Reading passage »
—————
Analyzed: March 31, 2026 leak snapshot
This page covers persistence mechanics. It is separate from the live in-memory app state described in the session-state page.

Three persistence classes

The source separates persisted state into three broad classes:
  • durable config and project metadata
  • session transcripts and resume data
  • session-only process flags that never hit disk
Understanding that split is critical. Many runtime behaviors feel “persistent” in the UI but are intentionally session-only in code.

Session transcript persistence

src/utils/sessionStorage.ts is the core session-persistence layer. It handles:
  • storing transcript and log entries
  • loading sessions for resume and continue flows
  • restoring side-state from log snapshots
  • extracting todo state from the transcript when needed
The source comments make the design intent explicit: resume should rebuild session reality from the authoritative log rather than from a bag of unrelated caches.

What gets reconstructed on resume

restoreSessionStateFromLog() restores more than message history. Visible restore paths include:
  • file history snapshots
  • attribution state
  • context-collapse persistence
  • todo state for non-v2 todo flows
There is also logic to restore agent selection and to re-derive agent definitions after mode switches. So a resumed session is not simply “load old messages and continue.” It is a partial reconstruction of operational state.

Session IDs and project scoping

Bootstrap state in src/bootstrap/state.ts carries:
  • sessionId
  • optional parentSessionId
  • stable project root
  • optional session project directory override
That points to an important persistence property: session identity and project identity are related, but they are not the same thing.

Session-only state

Several pieces of state are intentionally non-persistent in the source. Examples include:
  • session-only trust acceptance
  • session-only bypass-permissions mode
  • session-only scheduled tasks
  • session-created teams
  • prompt-cache latches
  • in-memory error logs
  • some bridge and remote-control runtime flags
This matters because it defines what a resume can and cannot faithfully recreate. If a feature is implemented as a session-only flag in bootstrap state, it will disappear when the process ends.
—————
(Saved data entries)
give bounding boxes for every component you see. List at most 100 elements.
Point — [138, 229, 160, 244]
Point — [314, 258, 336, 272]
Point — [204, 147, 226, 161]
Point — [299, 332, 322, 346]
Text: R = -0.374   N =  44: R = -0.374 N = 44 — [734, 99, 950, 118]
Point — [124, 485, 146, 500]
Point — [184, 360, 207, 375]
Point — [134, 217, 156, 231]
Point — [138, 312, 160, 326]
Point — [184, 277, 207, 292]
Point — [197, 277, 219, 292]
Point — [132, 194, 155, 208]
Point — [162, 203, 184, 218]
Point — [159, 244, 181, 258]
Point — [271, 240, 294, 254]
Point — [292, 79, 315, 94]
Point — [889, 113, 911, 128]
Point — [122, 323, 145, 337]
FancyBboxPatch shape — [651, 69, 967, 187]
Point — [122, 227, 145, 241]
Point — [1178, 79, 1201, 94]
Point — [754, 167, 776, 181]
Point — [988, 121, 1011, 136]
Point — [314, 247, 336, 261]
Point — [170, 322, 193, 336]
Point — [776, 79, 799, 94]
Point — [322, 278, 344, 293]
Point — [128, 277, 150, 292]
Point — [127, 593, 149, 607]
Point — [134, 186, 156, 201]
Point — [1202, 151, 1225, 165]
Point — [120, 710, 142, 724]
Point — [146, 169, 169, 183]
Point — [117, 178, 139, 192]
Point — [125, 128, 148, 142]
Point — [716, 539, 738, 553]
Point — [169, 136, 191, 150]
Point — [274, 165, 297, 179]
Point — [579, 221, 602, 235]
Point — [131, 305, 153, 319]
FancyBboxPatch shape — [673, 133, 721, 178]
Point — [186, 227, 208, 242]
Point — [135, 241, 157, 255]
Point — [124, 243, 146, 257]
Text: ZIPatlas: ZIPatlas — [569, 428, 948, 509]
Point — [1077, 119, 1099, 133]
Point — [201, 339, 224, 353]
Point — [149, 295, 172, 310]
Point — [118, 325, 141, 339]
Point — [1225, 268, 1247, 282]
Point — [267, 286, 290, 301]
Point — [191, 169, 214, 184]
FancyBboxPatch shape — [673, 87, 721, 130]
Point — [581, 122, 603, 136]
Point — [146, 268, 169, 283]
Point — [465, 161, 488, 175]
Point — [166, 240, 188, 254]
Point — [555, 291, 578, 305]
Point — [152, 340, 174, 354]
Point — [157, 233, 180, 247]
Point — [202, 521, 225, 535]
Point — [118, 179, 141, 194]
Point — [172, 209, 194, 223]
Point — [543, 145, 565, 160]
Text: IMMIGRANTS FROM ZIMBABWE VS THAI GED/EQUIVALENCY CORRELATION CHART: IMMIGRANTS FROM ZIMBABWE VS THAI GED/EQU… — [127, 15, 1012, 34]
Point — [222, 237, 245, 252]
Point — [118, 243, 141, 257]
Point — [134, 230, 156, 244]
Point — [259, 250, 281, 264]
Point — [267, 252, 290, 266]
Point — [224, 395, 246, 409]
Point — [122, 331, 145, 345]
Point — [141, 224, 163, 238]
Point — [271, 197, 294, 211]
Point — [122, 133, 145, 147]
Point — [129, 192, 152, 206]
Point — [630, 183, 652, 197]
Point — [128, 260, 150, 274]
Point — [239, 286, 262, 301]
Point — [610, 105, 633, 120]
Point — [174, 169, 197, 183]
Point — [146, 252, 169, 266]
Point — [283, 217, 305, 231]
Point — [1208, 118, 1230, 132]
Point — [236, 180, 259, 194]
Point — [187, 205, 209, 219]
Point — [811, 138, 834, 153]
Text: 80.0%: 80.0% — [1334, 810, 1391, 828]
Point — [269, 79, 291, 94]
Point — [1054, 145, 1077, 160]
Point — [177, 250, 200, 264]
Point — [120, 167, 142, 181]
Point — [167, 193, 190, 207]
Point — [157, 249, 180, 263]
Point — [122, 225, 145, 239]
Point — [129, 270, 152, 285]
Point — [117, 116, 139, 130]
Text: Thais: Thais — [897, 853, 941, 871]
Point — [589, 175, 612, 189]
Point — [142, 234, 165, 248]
—————
Task objective » How would you translate this sentence from the page on persistence mechanics into Spanish: "If a feature is implemented as a session-only flag in bootstrap state, it will disappear when the process ends."?

Output » Si una funcionalidad se implementa como un indicador exclusivo de la sesión en el estado de arranque, desaparecerá cuando termine el proceso.